### INSTRUCTIONS TO FOLLOW
Count the lines in the records below that contain the word "wall", and give only that number.

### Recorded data
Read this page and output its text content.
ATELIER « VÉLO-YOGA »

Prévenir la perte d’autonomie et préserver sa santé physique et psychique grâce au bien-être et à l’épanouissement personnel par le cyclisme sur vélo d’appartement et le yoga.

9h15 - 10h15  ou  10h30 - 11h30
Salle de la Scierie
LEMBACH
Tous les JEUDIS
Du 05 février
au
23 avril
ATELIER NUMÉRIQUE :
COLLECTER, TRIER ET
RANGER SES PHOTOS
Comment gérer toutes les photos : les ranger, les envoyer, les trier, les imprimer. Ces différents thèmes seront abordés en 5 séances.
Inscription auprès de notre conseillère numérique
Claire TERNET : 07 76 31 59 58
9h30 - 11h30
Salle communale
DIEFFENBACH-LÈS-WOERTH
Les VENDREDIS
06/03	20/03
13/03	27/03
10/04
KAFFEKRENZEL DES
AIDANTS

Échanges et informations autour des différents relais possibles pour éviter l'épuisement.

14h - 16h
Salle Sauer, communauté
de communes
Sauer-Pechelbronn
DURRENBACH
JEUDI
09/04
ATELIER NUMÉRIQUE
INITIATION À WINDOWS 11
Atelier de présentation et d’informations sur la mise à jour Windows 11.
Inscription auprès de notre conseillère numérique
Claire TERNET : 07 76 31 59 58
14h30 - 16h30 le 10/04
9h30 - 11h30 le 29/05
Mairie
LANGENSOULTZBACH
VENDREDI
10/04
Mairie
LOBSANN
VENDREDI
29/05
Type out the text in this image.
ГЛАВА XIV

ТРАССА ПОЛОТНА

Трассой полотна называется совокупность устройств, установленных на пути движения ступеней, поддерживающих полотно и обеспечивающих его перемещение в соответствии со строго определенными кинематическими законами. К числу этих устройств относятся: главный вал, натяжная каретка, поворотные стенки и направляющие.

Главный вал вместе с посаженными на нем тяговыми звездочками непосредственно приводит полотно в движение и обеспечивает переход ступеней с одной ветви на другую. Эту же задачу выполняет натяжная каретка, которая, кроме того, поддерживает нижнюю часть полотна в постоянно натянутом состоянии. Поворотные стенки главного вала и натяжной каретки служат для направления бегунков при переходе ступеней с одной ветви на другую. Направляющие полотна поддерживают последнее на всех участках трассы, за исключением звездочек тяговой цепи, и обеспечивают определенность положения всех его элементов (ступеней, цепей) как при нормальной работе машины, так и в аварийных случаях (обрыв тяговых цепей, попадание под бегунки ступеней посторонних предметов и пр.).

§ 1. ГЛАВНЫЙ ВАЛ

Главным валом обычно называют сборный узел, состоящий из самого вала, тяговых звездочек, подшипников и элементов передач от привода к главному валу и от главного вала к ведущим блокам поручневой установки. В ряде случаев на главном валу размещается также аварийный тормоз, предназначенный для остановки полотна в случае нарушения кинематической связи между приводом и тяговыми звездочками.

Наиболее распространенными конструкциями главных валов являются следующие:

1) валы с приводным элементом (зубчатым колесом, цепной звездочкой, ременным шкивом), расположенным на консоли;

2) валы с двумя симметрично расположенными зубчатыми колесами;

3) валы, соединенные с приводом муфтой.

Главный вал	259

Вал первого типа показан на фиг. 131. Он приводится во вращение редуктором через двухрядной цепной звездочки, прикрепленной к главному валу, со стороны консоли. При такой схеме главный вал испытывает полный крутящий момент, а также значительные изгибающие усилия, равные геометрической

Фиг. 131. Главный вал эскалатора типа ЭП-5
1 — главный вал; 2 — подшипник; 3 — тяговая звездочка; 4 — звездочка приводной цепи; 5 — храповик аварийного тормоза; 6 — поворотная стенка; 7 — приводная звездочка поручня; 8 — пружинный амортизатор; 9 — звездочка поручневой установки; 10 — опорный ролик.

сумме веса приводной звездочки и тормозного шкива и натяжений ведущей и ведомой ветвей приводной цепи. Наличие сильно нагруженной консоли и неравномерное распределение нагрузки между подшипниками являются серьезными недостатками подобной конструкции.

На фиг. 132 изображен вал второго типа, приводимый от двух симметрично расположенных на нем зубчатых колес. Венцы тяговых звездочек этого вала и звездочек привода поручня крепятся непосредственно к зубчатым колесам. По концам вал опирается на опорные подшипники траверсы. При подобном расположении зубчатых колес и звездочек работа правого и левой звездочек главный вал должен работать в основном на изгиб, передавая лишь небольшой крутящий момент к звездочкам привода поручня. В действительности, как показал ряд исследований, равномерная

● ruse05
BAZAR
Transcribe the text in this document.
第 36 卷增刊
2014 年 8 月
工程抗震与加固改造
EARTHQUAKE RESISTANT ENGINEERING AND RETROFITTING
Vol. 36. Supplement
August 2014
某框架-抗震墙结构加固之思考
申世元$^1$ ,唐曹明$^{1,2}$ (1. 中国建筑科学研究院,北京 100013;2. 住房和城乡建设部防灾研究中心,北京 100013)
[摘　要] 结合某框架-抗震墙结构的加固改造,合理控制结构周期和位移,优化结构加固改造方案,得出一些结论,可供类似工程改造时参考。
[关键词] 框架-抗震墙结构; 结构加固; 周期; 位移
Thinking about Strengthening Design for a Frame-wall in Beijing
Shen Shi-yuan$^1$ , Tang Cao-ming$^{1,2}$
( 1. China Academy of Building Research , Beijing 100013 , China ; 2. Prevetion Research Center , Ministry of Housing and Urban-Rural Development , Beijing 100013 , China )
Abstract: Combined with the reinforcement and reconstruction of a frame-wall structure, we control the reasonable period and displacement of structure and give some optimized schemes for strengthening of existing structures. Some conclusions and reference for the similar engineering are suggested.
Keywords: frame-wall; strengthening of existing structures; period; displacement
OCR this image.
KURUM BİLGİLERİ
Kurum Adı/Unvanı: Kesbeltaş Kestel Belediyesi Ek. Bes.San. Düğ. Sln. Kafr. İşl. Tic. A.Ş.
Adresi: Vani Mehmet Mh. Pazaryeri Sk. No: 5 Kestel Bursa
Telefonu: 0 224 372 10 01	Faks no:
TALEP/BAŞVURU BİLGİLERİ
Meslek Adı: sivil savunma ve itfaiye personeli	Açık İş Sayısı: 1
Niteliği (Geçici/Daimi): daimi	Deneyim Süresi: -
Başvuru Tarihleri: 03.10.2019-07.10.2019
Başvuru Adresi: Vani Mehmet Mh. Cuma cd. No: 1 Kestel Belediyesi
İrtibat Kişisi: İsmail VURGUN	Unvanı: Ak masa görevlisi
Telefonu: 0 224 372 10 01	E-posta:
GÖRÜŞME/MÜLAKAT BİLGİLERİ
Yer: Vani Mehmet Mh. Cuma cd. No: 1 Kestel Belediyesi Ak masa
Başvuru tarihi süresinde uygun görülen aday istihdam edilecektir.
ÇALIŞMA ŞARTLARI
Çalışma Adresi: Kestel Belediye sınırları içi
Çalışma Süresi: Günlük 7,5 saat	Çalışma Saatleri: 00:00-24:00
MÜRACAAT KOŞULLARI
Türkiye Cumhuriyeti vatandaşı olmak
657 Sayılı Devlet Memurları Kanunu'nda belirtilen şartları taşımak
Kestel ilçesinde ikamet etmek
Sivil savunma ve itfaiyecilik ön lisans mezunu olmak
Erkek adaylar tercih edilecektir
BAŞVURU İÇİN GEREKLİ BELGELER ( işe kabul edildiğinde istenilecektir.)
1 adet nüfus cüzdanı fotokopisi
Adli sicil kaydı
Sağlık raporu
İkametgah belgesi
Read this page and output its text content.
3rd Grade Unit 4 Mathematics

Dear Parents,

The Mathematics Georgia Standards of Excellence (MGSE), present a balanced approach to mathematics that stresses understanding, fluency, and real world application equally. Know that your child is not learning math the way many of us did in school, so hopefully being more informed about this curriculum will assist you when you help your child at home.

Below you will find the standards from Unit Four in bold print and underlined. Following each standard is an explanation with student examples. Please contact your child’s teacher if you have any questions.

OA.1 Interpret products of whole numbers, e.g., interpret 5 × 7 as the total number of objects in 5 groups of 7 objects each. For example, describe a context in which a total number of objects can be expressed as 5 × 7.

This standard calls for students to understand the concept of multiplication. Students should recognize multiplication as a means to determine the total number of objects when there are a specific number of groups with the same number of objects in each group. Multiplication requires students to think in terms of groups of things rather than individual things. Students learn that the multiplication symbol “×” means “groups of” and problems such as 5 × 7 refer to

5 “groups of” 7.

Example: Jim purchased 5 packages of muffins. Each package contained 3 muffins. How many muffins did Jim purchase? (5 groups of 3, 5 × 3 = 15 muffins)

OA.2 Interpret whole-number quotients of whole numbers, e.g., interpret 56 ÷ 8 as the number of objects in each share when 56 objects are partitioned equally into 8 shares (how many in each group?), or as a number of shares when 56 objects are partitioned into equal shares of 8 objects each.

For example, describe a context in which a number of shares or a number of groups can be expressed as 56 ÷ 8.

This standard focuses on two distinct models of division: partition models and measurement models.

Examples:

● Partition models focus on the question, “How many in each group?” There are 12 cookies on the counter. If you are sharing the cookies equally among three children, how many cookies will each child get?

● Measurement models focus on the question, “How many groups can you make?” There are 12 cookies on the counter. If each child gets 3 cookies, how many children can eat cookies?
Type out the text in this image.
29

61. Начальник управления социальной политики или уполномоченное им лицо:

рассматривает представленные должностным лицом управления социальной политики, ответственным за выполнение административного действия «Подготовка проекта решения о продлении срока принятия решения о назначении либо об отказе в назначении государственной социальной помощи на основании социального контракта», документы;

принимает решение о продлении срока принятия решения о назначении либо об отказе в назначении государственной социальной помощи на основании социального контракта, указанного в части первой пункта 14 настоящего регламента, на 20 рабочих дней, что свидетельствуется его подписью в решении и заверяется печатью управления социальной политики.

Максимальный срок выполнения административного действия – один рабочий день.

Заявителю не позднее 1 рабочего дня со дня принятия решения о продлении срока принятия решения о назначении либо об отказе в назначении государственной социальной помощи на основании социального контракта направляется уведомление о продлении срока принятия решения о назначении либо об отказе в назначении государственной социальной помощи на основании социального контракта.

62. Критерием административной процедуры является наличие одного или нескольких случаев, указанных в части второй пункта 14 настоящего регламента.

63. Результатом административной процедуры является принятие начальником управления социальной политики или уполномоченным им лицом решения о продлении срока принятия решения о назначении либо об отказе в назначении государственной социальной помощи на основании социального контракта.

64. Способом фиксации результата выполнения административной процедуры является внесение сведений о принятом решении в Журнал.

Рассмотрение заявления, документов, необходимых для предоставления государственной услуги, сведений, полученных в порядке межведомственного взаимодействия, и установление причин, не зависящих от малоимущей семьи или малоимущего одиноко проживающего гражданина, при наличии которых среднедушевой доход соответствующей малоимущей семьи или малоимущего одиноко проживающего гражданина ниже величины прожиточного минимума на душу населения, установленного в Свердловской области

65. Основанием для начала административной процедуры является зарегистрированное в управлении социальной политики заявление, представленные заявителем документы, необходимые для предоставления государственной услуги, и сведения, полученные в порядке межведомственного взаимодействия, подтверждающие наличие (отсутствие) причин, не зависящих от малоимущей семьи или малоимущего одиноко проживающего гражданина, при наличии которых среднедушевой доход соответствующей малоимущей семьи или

### ANSWER BELOW
3